[start of Data entries]

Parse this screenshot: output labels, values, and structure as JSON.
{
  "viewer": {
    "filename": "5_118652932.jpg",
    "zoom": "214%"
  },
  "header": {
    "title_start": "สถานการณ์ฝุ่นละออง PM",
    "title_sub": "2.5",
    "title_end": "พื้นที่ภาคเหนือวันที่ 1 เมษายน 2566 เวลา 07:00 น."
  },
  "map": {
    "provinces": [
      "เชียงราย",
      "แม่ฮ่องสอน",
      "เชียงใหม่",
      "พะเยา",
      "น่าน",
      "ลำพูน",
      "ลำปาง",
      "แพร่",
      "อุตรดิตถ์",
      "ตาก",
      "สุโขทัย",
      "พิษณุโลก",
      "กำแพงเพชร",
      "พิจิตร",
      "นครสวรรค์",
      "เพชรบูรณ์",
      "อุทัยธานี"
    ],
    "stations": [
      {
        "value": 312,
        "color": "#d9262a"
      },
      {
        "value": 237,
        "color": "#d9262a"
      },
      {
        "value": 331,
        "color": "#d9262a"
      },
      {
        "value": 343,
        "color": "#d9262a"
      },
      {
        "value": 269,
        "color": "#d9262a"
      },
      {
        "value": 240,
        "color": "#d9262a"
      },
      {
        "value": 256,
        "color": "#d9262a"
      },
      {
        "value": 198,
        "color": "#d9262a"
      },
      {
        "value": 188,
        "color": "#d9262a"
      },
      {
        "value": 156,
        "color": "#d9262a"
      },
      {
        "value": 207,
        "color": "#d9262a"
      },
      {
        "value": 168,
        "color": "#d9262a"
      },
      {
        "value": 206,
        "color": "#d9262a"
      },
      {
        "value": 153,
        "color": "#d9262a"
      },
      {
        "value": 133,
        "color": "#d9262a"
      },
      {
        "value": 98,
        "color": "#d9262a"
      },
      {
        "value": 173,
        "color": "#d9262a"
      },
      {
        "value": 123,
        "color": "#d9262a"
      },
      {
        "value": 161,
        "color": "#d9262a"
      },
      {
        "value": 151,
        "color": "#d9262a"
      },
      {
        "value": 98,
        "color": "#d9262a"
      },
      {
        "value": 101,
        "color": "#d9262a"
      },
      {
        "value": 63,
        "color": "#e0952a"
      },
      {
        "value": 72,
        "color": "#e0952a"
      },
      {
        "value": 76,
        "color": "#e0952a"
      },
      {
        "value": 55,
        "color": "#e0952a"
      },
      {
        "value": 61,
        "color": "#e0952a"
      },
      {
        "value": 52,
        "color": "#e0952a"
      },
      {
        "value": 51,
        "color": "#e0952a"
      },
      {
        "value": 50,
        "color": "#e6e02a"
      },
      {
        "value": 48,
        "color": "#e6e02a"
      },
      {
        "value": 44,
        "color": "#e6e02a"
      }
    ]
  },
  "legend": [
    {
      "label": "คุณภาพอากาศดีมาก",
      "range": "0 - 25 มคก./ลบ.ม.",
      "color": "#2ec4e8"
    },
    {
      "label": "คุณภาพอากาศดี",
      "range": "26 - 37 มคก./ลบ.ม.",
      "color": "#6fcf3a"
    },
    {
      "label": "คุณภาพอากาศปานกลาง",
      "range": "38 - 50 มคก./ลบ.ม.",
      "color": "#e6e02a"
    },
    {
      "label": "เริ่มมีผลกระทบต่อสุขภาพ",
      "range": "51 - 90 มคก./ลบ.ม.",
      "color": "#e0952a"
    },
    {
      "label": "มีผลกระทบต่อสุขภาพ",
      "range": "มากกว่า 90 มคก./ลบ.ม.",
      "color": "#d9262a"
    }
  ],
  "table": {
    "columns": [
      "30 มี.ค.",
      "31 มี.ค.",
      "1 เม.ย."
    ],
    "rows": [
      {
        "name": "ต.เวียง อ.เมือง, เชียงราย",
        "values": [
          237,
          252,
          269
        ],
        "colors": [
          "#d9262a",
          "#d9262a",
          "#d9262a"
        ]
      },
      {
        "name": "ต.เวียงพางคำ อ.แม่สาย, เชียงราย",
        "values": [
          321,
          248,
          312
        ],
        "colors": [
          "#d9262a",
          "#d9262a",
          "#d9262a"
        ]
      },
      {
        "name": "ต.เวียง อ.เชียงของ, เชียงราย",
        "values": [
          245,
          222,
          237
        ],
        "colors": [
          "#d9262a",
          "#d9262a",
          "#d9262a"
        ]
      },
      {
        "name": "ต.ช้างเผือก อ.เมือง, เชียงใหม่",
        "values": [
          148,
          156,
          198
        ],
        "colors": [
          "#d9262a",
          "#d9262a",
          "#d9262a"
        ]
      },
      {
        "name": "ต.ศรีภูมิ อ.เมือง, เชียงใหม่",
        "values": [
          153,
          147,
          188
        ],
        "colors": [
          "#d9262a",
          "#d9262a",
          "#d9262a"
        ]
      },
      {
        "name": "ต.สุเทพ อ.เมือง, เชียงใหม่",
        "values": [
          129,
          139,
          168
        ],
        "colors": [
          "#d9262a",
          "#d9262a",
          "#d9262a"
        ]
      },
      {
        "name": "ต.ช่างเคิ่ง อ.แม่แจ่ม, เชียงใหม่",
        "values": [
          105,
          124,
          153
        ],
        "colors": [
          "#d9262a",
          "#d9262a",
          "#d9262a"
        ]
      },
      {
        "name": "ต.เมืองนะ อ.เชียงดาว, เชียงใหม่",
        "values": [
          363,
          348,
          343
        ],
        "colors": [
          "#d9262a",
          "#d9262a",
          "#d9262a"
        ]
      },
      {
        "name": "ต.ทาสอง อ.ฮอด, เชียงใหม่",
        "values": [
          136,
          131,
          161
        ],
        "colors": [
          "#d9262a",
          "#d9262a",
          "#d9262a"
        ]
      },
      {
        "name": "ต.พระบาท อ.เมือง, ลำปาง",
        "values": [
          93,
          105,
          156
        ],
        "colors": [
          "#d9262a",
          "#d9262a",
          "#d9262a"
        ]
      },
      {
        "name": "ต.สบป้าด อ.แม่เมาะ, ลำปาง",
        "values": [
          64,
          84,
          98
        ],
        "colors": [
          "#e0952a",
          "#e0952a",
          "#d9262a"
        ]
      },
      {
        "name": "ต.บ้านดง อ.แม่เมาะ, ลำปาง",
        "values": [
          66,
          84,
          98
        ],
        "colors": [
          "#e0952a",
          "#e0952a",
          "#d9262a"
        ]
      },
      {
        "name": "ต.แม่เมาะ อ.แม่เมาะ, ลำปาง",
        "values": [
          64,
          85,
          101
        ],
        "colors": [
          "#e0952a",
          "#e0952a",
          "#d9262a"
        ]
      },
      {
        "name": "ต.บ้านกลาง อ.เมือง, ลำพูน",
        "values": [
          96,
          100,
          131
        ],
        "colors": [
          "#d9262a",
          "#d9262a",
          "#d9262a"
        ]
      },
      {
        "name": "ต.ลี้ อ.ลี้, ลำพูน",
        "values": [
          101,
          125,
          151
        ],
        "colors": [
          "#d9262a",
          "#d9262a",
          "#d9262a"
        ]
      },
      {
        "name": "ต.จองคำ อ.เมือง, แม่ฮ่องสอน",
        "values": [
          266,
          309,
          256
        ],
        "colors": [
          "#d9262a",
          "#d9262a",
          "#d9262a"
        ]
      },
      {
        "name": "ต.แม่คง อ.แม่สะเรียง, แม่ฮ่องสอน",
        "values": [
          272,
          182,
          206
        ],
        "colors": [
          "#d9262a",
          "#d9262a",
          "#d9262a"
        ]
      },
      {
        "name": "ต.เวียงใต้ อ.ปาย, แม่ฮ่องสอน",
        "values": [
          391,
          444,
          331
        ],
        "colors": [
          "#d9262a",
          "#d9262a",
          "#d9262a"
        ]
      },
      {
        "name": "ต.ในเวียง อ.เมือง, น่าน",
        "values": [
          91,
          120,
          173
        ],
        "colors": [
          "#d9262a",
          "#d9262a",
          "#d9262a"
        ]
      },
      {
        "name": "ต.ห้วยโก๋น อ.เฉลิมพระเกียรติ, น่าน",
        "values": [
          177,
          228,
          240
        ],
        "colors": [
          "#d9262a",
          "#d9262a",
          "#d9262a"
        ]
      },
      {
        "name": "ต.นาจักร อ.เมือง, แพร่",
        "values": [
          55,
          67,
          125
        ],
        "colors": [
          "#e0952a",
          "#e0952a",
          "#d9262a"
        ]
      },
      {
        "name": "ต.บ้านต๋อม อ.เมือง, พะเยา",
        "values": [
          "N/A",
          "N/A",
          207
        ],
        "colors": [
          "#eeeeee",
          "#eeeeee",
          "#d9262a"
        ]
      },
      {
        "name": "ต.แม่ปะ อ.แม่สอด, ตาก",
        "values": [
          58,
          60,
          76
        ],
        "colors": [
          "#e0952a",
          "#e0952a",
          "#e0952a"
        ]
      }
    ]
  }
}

[end of Data entries]
[start of Data entries]

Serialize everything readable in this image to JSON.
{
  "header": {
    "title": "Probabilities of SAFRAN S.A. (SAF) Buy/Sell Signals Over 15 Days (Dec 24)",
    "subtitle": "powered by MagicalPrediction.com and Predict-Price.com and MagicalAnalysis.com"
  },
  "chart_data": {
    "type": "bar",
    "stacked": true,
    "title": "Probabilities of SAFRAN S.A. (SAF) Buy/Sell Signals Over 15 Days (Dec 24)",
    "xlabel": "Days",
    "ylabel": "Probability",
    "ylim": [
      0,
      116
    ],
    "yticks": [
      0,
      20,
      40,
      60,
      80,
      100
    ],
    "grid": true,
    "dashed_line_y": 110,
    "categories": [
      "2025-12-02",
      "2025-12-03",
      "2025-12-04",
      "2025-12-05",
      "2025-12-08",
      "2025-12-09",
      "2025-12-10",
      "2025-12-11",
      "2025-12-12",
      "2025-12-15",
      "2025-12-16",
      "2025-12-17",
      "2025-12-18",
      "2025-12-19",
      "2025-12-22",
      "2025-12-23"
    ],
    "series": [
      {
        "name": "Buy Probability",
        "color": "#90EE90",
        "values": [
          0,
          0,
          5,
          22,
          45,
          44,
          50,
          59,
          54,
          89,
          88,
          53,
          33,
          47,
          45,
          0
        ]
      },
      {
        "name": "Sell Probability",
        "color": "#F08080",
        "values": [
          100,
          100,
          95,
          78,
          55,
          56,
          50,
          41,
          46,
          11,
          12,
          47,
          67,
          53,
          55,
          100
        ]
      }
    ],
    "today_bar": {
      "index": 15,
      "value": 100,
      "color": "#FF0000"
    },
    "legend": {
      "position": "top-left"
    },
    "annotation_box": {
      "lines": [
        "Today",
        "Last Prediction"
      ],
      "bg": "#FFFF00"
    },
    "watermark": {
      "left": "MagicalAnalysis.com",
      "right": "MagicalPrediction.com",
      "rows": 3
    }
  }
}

[end of Data entries]

Given exercise: Locate the lines above that contain "range" and copy them.

Result of the task:
      "range": "0 - 25 มคก./ลบ.ม.",
      "range": "26 - 37 มคก./ลบ.ม.",
      "range": "38 - 50 มคก./ลบ.ม.",
      "range": "51 - 90 มคก./ลบ.ม.",
      "range": "มากกว่า 90 มคก./ลบ.ม.",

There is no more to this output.